** start of AVAILABLE DATA **

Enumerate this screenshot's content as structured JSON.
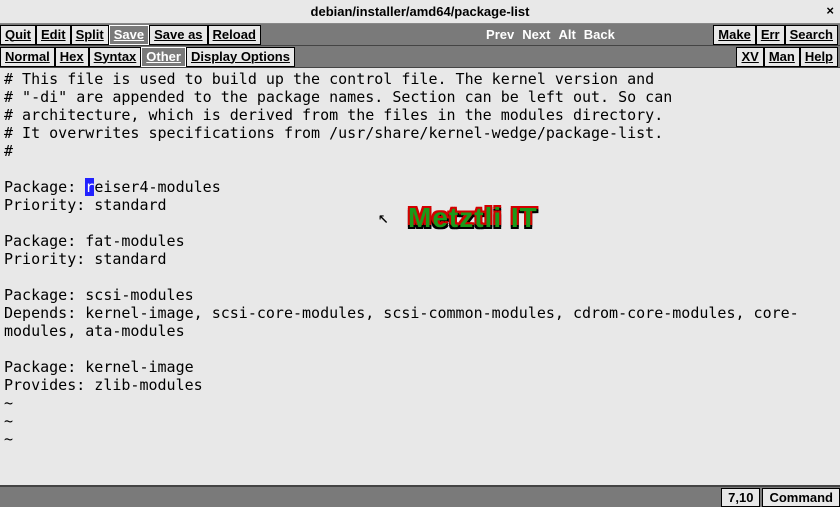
{
  "titlebar": {
    "title": "debian/installer/amd64/package-list",
    "close": "×"
  },
  "toolbar1": {
    "quit": "Quit",
    "edit": "Edit",
    "split": "Split",
    "save": "Save",
    "saveas": "Save as",
    "reload": "Reload",
    "prev": "Prev",
    "next": "Next",
    "alt": "Alt",
    "back": "Back",
    "make": "Make",
    "err": "Err",
    "search": "Search"
  },
  "toolbar2": {
    "normal": "Normal",
    "hex": "Hex",
    "syntax": "Syntax",
    "other": "Other",
    "display_options": "Display Options",
    "xv": "XV",
    "man": "Man",
    "help": "Help"
  },
  "editor": {
    "lines": [
      "# This file is used to build up the control file. The kernel version and",
      "# \"-di\" are appended to the package names. Section can be left out. So can",
      "# architecture, which is derived from the files in the modules directory.",
      "# It overwrites specifications from /usr/share/kernel-wedge/package-list.",
      "#",
      "",
      "Package: reiser4-modules",
      "Priority: standard",
      "",
      "Package: fat-modules",
      "Priority: standard",
      "",
      "Package: scsi-modules",
      "Depends: kernel-image, scsi-core-modules, scsi-common-modules, cdrom-core-modules, core-modules, ata-modules",
      "",
      "Package: kernel-image",
      "Provides: zlib-modules"
    ],
    "cursor": {
      "line": 6,
      "col": 9
    },
    "tildes": [
      "~",
      "~",
      "~"
    ]
  },
  "watermark": "Metztli IT",
  "status": {
    "position": "7,10",
    "mode": "Command"
  }
}
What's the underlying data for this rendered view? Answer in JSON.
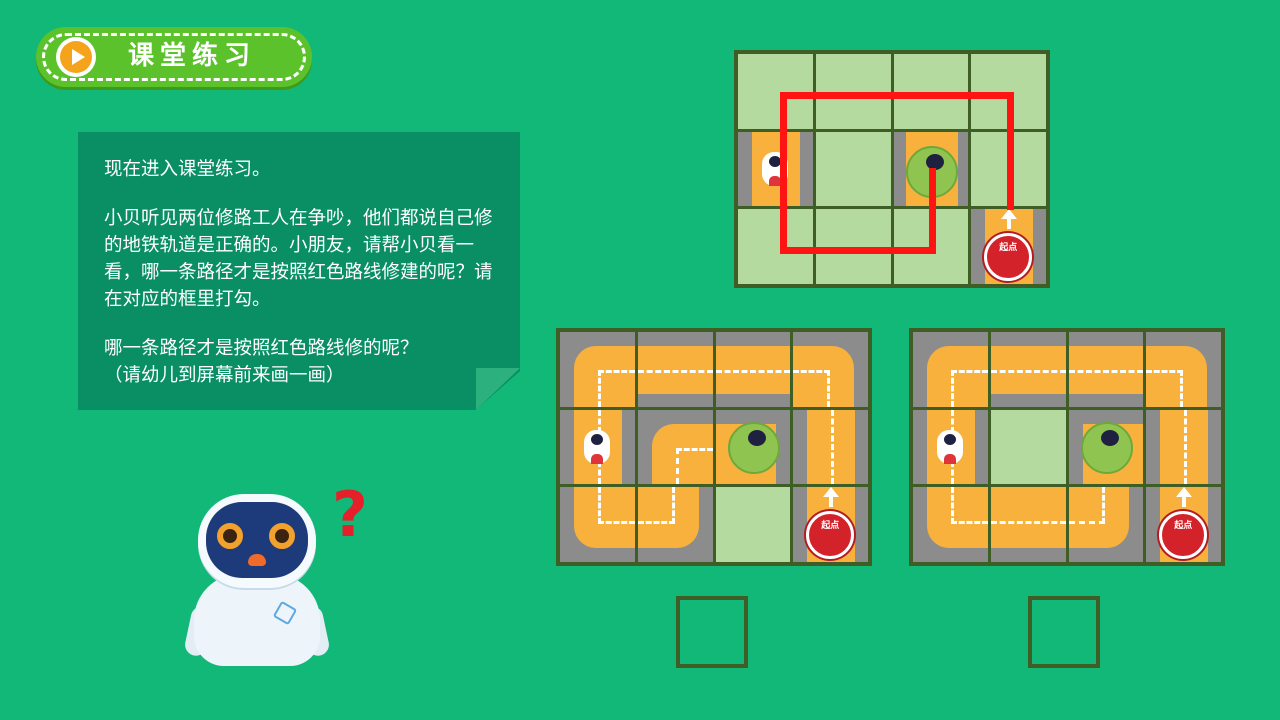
{
  "header": {
    "title": "课堂练习",
    "icon": "play-icon",
    "accent": "#5cc22c"
  },
  "instructions": {
    "line1": "现在进入课堂练习。",
    "para2": "小贝听见两位修路工人在争吵，他们都说自己修的地铁轨道是正确的。小朋友，请帮小贝看一看，哪一条路径才是按照红色路线修建的呢？请在对应的框里打勾。",
    "para3_line1": "哪一条路径才是按照红色路线修的呢？",
    "para3_line2": "（请幼儿到屏幕前来画一画）"
  },
  "start_marker": {
    "label": "起点"
  },
  "colors": {
    "background": "#12b877",
    "route": "#ff1414",
    "road": "#f7b13c",
    "grid_border": "#3f5e26"
  }
}
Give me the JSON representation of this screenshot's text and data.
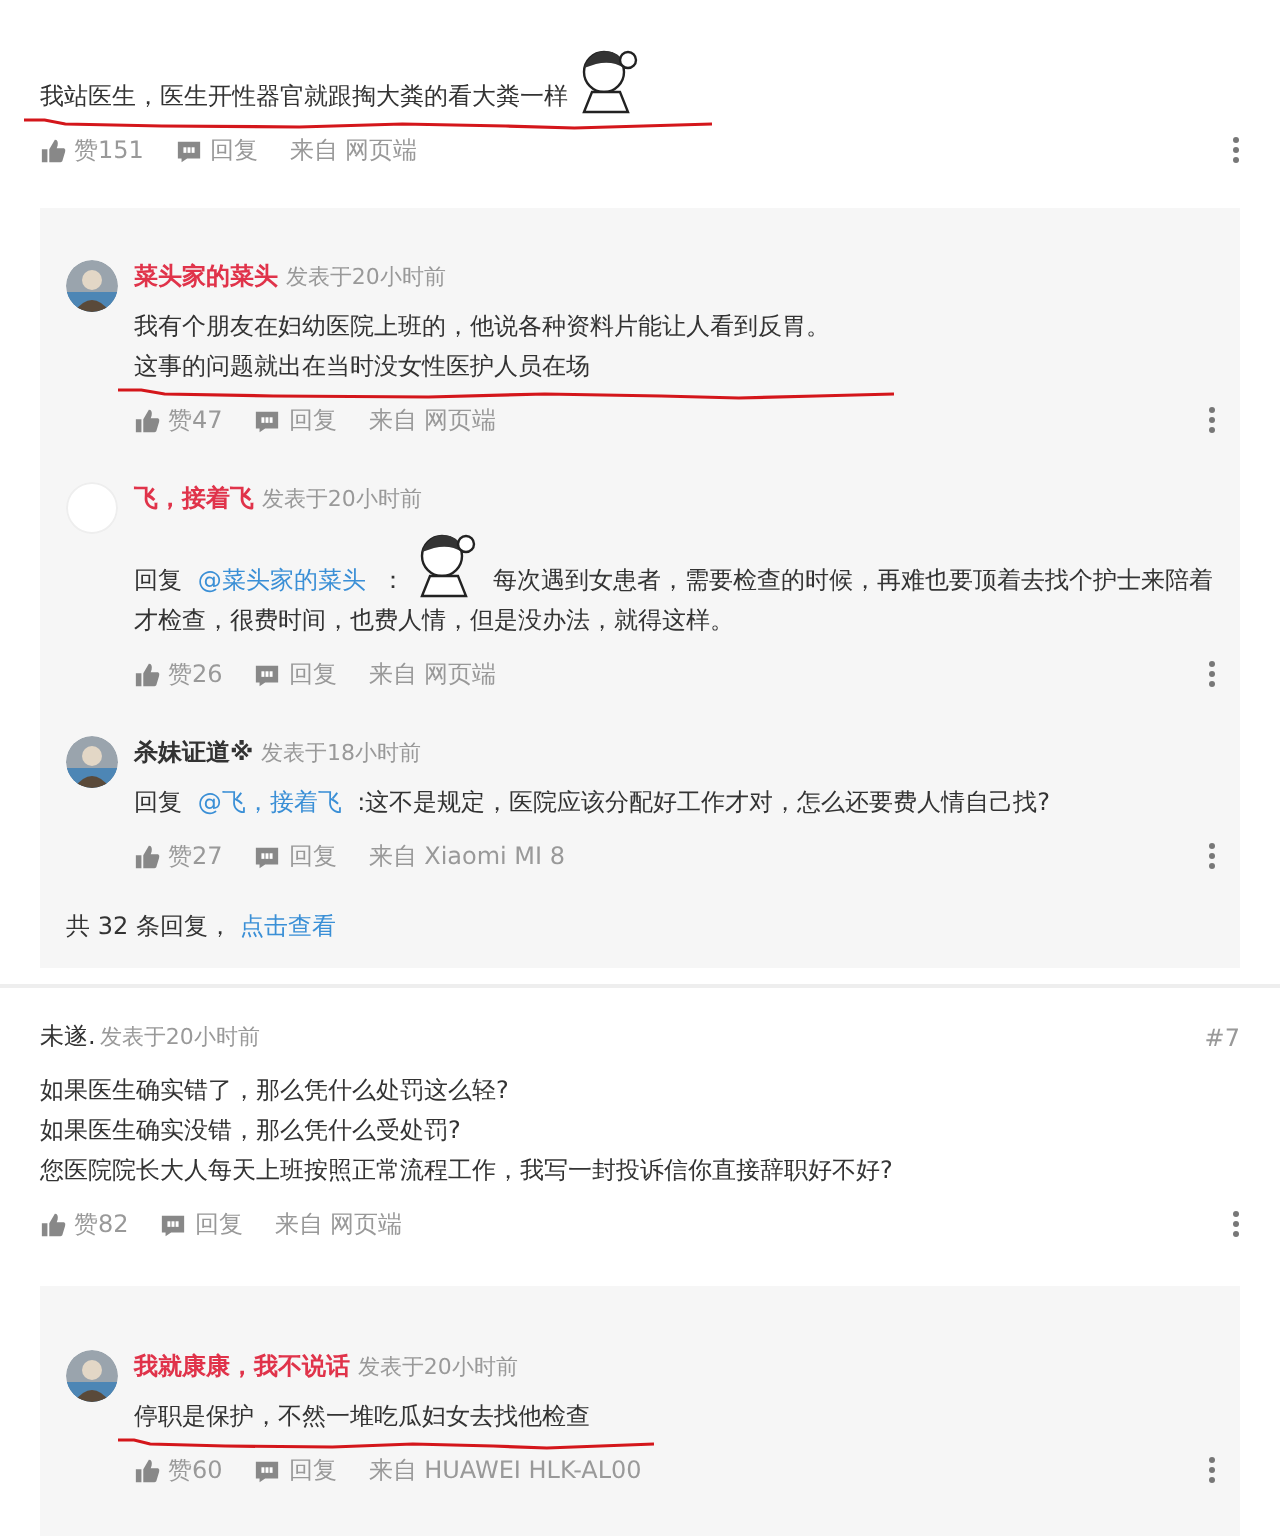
{
  "top_comment": {
    "body": [
      {
        "kind": "text",
        "text": "我站医生，医生开性器官就跟掏大粪的看大粪一样"
      },
      {
        "kind": "sticker"
      }
    ],
    "underlined": true,
    "likes": "赞151",
    "reply": "回复",
    "source": "来自 网页端"
  },
  "reply_box": {
    "replies": [
      {
        "name": "菜头家的菜头",
        "color": "#e0334a",
        "avatar": {
          "kind": "picture"
        },
        "meta": "发表于20小时前",
        "body": [
          {
            "kind": "text",
            "text": "我有个朋友在妇幼医院上班的，他说各种资料片能让人看到反胃。"
          },
          {
            "kind": "break"
          },
          {
            "kind": "text",
            "text": "这事的问题就出在当时没女性医护人员在场"
          }
        ],
        "underlined": true,
        "likes": "赞47",
        "reply": "回复",
        "source": "来自 网页端"
      },
      {
        "name": "飞，接着飞",
        "color": "#e0334a",
        "avatar": {
          "kind": "blank"
        },
        "meta": "发表于20小时前",
        "body": [
          {
            "kind": "text",
            "text": "回复 "
          },
          {
            "kind": "mention",
            "text": "@菜头家的菜头"
          },
          {
            "kind": "text",
            "text": " ："
          },
          {
            "kind": "sticker"
          },
          {
            "kind": "text",
            "text": " 每次遇到女患者，需要检查的时候，再难也要顶着去找个护士来陪着才检查，很费时间，也费人情，但是没办法，就得这样。"
          }
        ],
        "underlined": false,
        "likes": "赞26",
        "reply": "回复",
        "source": "来自 网页端"
      },
      {
        "name": "杀妹证道※",
        "color": "#333333",
        "avatar": {
          "kind": "picture"
        },
        "meta": "发表于18小时前",
        "body": [
          {
            "kind": "text",
            "text": "回复 "
          },
          {
            "kind": "mention",
            "text": "@飞，接着飞"
          },
          {
            "kind": "text",
            "text": " :这不是规定，医院应该分配好工作才对，怎么还要费人情自己找?"
          }
        ],
        "underlined": false,
        "likes": "赞27",
        "reply": "回复",
        "source": "来自 Xiaomi  MI  8"
      }
    ],
    "footer": {
      "count": "共  32  条回复，",
      "link": "点击查看"
    }
  },
  "comment": {
    "name": "未遂.",
    "meta": "发表于20小时前",
    "floor": "#7",
    "body": [
      {
        "kind": "text",
        "text": "如果医生确实错了，那么凭什么处罚这么轻?"
      },
      {
        "kind": "break"
      },
      {
        "kind": "text",
        "text": "如果医生确实没错，那么凭什么受处罚?"
      },
      {
        "kind": "break"
      },
      {
        "kind": "text",
        "text": "您医院院长大人每天上班按照正常流程工作，我写一封投诉信你直接辞职好不好?"
      }
    ],
    "underlined": false,
    "likes": "赞82",
    "reply": "回复",
    "source": "来自 网页端"
  },
  "reply_box_2": {
    "replies": [
      {
        "name": "我就康康，我不说话",
        "color": "#e0334a",
        "avatar": {
          "kind": "picture"
        },
        "meta": "发表于20小时前",
        "body": [
          {
            "kind": "text",
            "text": "停职是保护，不然一堆吃瓜妇女去找他检查"
          }
        ],
        "underlined": true,
        "likes": "赞60",
        "reply": "回复",
        "source": "来自 HUAWEI  HLK-AL00"
      }
    ]
  }
}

** end of AVAILABLE DATA **

◆ STATED PROBLEM
Print out the lines exactly, skipping any picture.

◆ SOLVED PROBLEM
Enumerate this screenshot's content as structured JSON.
{
  "titlebar": {
    "title": "debian/installer/amd64/package-list",
    "close": "×"
  },
  "toolbar1": {
    "quit": "Quit",
    "edit": "Edit",
    "split": "Split",
    "save": "Save",
    "saveas": "Save as",
    "reload": "Reload",
    "prev": "Prev",
    "next": "Next",
    "alt": "Alt",
    "back": "Back",
    "make": "Make",
    "err": "Err",
    "search": "Search"
  },
  "toolbar2": {
    "normal": "Normal",
    "hex": "Hex",
    "syntax": "Syntax",
    "other": "Other",
    "display_options": "Display Options",
    "xv": "XV",
    "man": "Man",
    "help": "Help"
  },
  "editor": {
    "lines": [
      "# This file is used to build up the control file. The kernel version and",
      "# \"-di\" are appended to the package names. Section can be left out. So can",
      "# architecture, which is derived from the files in the modules directory.",
      "# It overwrites specifications from /usr/share/kernel-wedge/package-list.",
      "#",
      "",
      "Package: reiser4-modules",
      "Priority: standard",
      "",
      "Package: fat-modules",
      "Priority: standard",
      "",
      "Package: scsi-modules",
      "Depends: kernel-image, scsi-core-modules, scsi-common-modules, cdrom-core-modules, core-modules, ata-modules",
      "",
      "Package: kernel-image",
      "Provides: zlib-modules"
    ],
    "cursor": {
      "line": 6,
      "col": 9
    },
    "tildes": [
      "~",
      "~",
      "~"
    ]
  },
  "watermark": "Metztli IT",
  "status": {
    "position": "7,10",
    "mode": "Command"
  }
}
What's the underlying data for this rendered view? Answer in JSON.
{
  "header": {
    "title": "课堂练习",
    "icon": "play-icon",
    "accent": "#5cc22c"
  },
  "instructions": {
    "line1": "现在进入课堂练习。",
    "para2": "小贝听见两位修路工人在争吵，他们都说自己修的地铁轨道是正确的。小朋友，请帮小贝看一看，哪一条路径才是按照红色路线修建的呢？请在对应的框里打勾。",
    "para3_line1": "哪一条路径才是按照红色路线修的呢？",
    "para3_line2": "（请幼儿到屏幕前来画一画）"
  },
  "start_marker": {
    "label": "起点"
  },
  "colors": {
    "background": "#12b877",
    "route": "#ff1414",
    "road": "#f7b13c",
    "grid_border": "#3f5e26"
  }
}
Give me the JSON representation of this screenshot's text and data.
{
  "top_comment": {
    "body": [
      {
        "kind": "text",
        "text": "我站医生，医生开性器官就跟掏大粪的看大粪一样"
      },
      {
        "kind": "sticker"
      }
    ],
    "underlined": true,
    "likes": "赞151",
    "reply": "回复",
    "source": "来自 网页端"
  },
  "reply_box": {
    "replies": [
      {
        "name": "菜头家的菜头",
        "color": "#e0334a",
        "avatar": {
          "kind": "picture"
        },
        "meta": "发表于20小时前",
        "body": [
          {
            "kind": "text",
            "text": "我有个朋友在妇幼医院上班的，他说各种资料片能让人看到反胃。"
          },
          {
            "kind": "break"
          },
          {
            "kind": "text",
            "text": "这事的问题就出在当时没女性医护人员在场"
          }
        ],
        "underlined": true,
        "likes": "赞47",
        "reply": "回复",
        "source": "来自 网页端"
      },
      {
        "name": "飞，接着飞",
        "color": "#e0334a",
        "avatar": {
          "kind": "blank"
        },
        "meta": "发表于20小时前",
        "body": [
          {
            "kind": "text",
            "text": "回复 "
          },
          {
            "kind": "mention",
            "text": "@菜头家的菜头"
          },
          {
            "kind": "text",
            "text": " ："
          },
          {
            "kind": "sticker"
          },
          {
            "kind": "text",
            "text": " 每次遇到女患者，需要检查的时候，再难也要顶着去找个护士来陪着才检查，很费时间，也费人情，但是没办法，就得这样。"
          }
        ],
        "underlined": false,
        "likes": "赞26",
        "reply": "回复",
        "source": "来自 网页端"
      },
      {
        "name": "杀妹证道※",
        "color": "#333333",
        "avatar": {
          "kind": "picture"
        },
        "meta": "发表于18小时前",
        "body": [
          {
            "kind": "text",
            "text": "回复 "
          },
          {
            "kind": "mention",
            "text": "@飞，接着飞"
          },
          {
            "kind": "text",
            "text": " :这不是规定，医院应该分配好工作才对，怎么还要费人情自己找?"
          }
        ],
        "underlined": false,
        "likes": "赞27",
        "reply": "回复",
        "source": "来自 Xiaomi  MI  8"
      }
    ],
    "footer": {
      "count": "共  32  条回复，",
      "link": "点击查看"
    }
  },
  "comment": {
    "name": "未遂.",
    "meta": "发表于20小时前",
    "floor": "#7",
    "body": [
      {
        "kind": "text",
        "text": "如果医生确实错了，那么凭什么处罚这么轻?"
      },
      {
        "kind": "break"
      },
      {
        "kind": "text",
        "text": "如果医生确实没错，那么凭什么受处罚?"
      },
      {
        "kind": "break"
      },
      {
        "kind": "text",
        "text": "您医院院长大人每天上班按照正常流程工作，我写一封投诉信你直接辞职好不好?"
      }
    ],
    "underlined": false,
    "likes": "赞82",
    "reply": "回复",
    "source": "来自 网页端"
  },
  "reply_box_2": {
    "replies": [
      {
        "name": "我就康康，我不说话",
        "color": "#e0334a",
        "avatar": {
          "kind": "picture"
        },
        "meta": "发表于20小时前",
        "body": [
          {
            "kind": "text",
            "text": "停职是保护，不然一堆吃瓜妇女去找他检查"
          }
        ],
        "underlined": true,
        "likes": "赞60",
        "reply": "回复",
        "source": "来自 HUAWEI  HLK-AL00"
      }
    ]
  }
}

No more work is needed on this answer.